• **Exercise instructions**
Using the listing below, select the lines with the word "JSON" and copy them.

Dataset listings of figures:
--------------------

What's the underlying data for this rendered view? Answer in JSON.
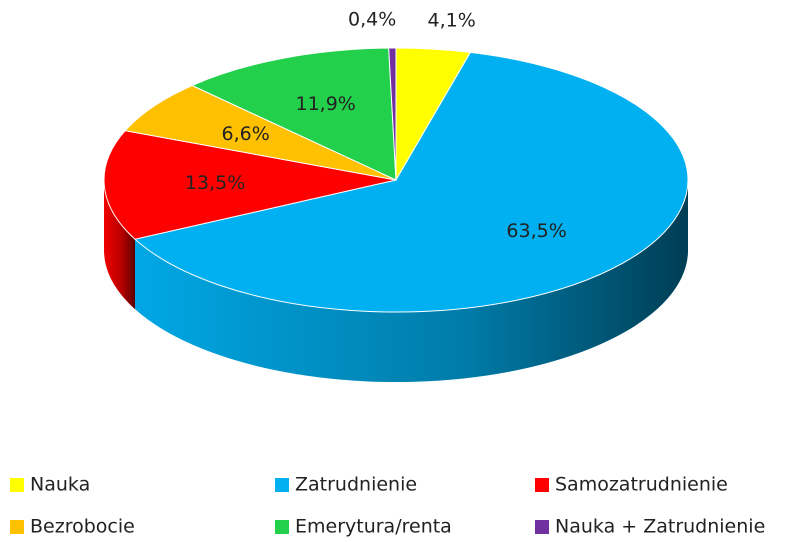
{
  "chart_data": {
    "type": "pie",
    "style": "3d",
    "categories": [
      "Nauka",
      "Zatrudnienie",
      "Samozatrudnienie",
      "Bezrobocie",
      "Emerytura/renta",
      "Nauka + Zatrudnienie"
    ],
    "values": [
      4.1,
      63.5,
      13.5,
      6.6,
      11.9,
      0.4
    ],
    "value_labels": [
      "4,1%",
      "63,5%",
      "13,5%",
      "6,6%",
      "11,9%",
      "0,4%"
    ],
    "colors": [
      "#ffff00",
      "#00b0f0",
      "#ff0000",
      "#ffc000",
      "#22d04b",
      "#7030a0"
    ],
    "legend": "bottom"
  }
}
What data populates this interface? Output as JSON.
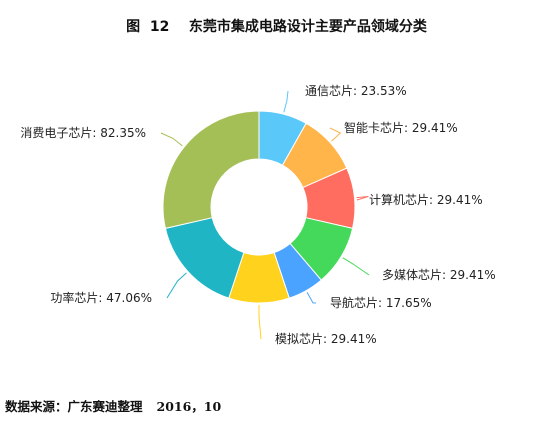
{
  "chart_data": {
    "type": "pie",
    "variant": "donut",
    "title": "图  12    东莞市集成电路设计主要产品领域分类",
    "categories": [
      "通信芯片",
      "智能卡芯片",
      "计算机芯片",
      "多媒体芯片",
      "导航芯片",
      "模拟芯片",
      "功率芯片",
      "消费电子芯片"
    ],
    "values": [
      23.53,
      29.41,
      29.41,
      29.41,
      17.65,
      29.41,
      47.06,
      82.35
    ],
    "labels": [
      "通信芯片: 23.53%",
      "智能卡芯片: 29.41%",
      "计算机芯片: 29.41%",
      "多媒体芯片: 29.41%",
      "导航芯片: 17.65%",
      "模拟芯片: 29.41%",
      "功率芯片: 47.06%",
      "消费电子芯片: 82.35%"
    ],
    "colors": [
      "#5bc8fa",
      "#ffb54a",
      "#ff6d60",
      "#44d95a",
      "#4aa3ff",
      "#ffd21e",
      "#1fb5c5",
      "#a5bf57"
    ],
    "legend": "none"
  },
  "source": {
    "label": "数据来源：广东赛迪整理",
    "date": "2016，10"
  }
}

--------------------

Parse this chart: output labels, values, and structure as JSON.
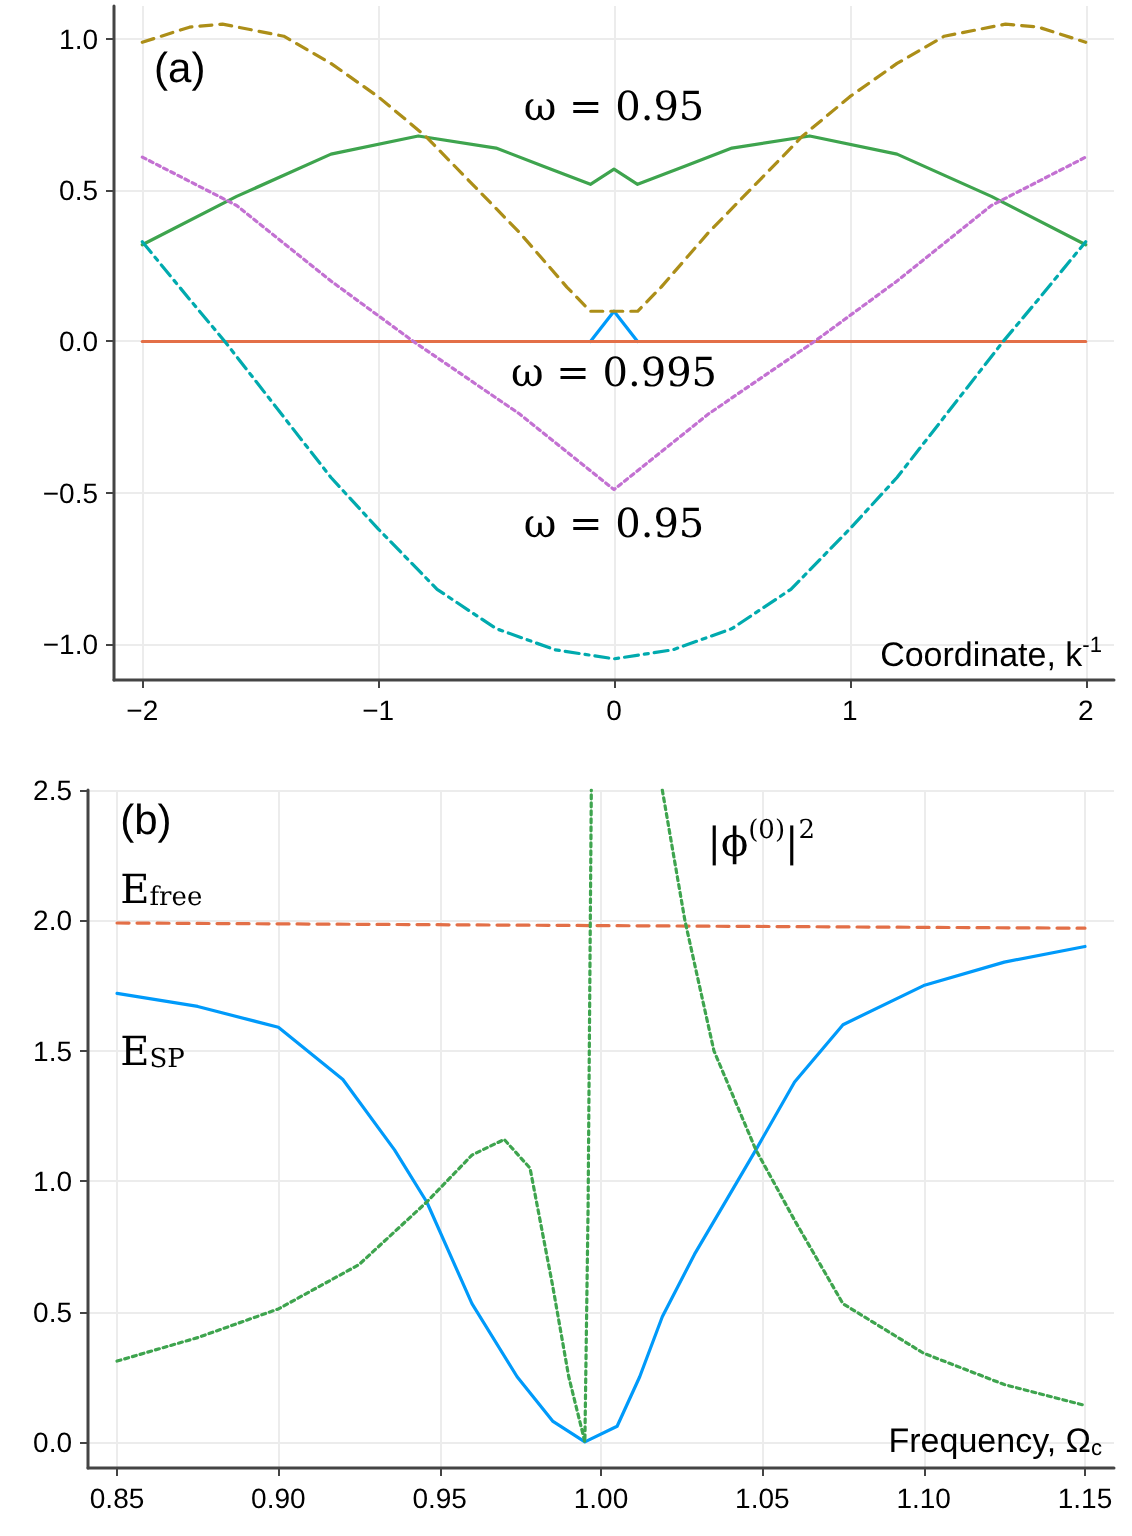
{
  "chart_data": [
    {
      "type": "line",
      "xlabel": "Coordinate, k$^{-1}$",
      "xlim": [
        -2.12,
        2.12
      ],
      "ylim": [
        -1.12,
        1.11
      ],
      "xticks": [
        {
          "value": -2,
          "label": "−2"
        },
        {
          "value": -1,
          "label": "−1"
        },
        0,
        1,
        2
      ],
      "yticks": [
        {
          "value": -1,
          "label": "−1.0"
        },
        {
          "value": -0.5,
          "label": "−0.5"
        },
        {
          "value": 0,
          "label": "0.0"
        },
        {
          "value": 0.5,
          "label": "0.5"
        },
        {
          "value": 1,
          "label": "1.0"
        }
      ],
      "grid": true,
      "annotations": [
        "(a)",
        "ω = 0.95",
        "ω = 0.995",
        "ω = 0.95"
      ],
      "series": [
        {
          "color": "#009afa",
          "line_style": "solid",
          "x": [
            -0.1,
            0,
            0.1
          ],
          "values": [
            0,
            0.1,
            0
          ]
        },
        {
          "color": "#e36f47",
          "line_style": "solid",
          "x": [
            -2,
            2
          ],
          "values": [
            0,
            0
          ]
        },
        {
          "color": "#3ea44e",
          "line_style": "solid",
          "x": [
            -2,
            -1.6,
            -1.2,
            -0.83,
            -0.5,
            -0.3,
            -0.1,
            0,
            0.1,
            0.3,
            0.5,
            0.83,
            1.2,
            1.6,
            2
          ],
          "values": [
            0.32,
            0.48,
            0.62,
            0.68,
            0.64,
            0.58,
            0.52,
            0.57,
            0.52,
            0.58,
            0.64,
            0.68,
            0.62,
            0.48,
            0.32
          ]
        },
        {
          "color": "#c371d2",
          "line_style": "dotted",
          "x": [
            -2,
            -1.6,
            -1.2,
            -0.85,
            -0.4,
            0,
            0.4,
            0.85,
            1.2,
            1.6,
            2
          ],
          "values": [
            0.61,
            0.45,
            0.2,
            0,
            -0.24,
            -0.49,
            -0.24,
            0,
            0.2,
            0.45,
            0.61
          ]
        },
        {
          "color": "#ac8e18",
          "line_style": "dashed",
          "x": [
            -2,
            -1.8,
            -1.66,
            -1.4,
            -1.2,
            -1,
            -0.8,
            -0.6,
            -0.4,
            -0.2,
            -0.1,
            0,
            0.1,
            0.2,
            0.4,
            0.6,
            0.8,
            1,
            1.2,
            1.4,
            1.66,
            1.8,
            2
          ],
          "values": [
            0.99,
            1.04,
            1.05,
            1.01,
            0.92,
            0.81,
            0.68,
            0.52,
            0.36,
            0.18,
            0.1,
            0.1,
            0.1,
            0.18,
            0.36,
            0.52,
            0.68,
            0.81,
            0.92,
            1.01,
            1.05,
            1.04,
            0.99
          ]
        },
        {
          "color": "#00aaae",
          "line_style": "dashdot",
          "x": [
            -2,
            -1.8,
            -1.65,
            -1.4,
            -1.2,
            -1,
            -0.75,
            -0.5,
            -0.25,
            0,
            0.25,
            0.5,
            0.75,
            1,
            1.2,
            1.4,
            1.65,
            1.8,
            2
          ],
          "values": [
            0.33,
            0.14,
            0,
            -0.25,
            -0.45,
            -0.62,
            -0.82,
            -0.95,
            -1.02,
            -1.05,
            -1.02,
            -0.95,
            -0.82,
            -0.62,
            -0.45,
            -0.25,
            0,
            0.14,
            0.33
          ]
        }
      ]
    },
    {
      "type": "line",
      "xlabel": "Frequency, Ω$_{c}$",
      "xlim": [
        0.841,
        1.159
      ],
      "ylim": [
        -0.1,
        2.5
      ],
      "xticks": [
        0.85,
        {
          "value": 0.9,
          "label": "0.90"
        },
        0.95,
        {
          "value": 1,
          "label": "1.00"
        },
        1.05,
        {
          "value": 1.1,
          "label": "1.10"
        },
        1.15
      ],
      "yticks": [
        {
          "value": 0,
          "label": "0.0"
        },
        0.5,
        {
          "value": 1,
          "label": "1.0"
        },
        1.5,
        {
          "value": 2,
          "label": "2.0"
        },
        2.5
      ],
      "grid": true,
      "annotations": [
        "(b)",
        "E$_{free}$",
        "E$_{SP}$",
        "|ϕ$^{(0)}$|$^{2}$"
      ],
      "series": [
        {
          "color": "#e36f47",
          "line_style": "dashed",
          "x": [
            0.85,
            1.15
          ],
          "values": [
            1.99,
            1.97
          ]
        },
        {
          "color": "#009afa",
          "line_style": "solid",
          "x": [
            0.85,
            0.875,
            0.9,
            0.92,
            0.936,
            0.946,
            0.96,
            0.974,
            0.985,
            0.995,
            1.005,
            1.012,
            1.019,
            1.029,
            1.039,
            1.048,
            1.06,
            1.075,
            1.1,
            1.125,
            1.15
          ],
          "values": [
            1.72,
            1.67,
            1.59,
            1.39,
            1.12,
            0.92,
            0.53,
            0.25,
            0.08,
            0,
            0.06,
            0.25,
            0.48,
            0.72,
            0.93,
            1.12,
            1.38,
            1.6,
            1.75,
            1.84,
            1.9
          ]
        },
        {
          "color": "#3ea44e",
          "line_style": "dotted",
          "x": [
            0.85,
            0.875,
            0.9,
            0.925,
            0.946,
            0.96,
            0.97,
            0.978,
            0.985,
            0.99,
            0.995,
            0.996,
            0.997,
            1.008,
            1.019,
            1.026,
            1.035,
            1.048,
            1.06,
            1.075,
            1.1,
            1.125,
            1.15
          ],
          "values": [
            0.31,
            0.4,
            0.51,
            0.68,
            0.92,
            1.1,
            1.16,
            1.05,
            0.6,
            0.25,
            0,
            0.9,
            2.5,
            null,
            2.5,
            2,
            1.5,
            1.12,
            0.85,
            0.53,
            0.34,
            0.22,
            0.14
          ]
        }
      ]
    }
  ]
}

--------------------

• **Task output**
What's the underlying data for this rendered view? Answer in JSON.
What data populates this interface? Output as JSON.
Parse this chart: output labels, values, and structure as JSON.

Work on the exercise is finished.